= THE EXERCISE =
Using the data below, copy every line that contains the word "accent".
╭─ DATA EXCERPTS
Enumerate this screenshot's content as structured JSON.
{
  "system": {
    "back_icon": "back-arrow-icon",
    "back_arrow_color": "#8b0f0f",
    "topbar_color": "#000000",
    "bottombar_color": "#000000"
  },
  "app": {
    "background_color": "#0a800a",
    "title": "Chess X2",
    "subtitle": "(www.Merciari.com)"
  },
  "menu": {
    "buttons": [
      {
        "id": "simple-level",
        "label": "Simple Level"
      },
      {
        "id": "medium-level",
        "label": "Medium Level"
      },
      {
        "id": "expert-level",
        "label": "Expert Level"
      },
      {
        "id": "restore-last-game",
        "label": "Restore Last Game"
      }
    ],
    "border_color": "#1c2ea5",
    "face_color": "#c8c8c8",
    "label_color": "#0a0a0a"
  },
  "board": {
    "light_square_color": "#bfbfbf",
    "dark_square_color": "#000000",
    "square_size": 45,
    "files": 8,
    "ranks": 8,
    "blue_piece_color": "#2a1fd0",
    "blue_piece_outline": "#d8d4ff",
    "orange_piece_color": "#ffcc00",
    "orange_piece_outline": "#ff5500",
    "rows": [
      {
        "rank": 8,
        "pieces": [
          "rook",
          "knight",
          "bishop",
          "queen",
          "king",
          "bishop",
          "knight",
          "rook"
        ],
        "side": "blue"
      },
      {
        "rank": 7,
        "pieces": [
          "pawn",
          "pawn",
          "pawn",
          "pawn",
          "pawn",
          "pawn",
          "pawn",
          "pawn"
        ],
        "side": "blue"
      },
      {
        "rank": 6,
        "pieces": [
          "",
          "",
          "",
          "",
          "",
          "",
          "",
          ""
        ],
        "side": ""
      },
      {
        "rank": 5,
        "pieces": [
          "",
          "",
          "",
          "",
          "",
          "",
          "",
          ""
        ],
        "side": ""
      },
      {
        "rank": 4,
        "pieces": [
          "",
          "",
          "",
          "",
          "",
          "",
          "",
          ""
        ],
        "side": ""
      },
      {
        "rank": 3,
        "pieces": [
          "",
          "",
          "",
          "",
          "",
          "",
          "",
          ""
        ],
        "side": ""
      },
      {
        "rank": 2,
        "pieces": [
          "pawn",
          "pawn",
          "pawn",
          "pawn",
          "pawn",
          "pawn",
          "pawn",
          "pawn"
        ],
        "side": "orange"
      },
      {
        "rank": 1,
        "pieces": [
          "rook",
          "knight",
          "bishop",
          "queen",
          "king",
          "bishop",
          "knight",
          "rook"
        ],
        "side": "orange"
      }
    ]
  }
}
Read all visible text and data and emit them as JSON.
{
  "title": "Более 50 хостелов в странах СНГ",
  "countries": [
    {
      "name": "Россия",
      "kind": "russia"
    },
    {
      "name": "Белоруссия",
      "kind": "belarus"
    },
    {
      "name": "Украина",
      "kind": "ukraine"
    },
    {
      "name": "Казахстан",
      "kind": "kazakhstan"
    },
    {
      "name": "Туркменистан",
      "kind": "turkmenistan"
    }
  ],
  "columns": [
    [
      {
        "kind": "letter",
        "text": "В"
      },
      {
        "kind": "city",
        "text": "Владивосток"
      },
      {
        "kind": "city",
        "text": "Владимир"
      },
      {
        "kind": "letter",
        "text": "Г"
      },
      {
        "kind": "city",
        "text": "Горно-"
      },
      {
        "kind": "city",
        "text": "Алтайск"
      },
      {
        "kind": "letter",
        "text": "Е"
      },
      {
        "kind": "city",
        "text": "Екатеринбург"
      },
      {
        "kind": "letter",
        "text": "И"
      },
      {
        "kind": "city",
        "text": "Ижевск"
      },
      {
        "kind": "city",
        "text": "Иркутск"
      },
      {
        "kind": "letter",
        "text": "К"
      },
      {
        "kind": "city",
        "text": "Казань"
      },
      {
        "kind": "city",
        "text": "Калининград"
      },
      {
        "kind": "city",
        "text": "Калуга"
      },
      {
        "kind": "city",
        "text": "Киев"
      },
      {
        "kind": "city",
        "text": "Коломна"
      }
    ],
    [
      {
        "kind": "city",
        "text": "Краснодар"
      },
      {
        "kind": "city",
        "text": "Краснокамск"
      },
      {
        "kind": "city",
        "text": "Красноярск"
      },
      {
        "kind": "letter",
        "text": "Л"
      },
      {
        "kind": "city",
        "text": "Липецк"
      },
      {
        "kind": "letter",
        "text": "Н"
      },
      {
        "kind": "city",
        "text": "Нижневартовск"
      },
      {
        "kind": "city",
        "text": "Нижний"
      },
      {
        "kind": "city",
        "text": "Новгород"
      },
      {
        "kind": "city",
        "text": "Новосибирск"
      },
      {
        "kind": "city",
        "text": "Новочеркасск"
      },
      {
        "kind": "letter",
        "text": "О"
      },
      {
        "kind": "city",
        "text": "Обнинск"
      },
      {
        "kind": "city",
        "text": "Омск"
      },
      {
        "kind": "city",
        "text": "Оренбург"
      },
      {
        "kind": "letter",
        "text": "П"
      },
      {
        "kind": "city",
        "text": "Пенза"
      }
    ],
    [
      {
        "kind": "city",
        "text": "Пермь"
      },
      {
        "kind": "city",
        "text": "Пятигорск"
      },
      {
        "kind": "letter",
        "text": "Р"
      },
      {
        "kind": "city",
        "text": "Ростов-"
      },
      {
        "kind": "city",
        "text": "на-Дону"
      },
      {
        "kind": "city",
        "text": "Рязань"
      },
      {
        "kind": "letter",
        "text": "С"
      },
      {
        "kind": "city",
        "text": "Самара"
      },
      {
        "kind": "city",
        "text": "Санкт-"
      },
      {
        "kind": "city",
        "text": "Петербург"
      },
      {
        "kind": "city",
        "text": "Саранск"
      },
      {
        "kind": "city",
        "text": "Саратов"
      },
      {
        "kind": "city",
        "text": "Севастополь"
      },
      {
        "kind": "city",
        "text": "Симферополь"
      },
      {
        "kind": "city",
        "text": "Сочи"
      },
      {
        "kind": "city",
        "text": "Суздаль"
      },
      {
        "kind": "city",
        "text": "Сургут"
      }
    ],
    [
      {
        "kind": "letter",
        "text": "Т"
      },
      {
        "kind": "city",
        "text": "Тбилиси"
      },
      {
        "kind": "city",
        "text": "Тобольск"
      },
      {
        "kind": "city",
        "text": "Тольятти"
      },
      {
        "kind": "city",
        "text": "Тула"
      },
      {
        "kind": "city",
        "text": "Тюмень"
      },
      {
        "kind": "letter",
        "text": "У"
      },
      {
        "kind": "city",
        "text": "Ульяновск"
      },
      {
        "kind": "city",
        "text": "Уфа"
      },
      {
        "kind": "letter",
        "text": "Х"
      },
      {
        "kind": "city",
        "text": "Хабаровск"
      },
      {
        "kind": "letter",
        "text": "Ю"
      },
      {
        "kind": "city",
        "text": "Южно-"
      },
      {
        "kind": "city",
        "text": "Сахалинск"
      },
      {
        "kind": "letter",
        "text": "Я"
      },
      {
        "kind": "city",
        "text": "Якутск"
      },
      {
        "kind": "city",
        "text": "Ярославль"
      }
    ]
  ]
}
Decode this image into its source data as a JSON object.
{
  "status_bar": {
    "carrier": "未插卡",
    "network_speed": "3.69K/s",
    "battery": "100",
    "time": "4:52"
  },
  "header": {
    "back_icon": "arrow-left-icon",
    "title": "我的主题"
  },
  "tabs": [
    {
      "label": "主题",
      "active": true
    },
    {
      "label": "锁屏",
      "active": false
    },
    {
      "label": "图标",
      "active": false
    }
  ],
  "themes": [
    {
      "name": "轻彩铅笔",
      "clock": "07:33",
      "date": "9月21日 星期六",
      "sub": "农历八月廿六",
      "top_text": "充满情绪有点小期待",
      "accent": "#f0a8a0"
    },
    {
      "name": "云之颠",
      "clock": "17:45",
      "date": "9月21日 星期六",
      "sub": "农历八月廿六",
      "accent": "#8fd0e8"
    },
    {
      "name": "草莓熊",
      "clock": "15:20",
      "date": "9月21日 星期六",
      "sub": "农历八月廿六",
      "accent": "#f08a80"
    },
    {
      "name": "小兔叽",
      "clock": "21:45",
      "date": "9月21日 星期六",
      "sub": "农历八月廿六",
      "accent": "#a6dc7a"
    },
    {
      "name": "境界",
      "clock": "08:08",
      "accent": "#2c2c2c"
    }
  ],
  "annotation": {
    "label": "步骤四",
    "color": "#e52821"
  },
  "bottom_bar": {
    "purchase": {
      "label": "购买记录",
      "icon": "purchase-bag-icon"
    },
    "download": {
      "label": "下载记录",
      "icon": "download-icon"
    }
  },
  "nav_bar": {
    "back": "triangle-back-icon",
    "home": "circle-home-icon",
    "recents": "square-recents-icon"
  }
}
╰─
= THE RESPONSE =
      "accent": "#f0a8a0"
      "accent": "#8fd0e8"
      "accent": "#f08a80"
      "accent": "#a6dc7a"
      "accent": "#2c2c2c"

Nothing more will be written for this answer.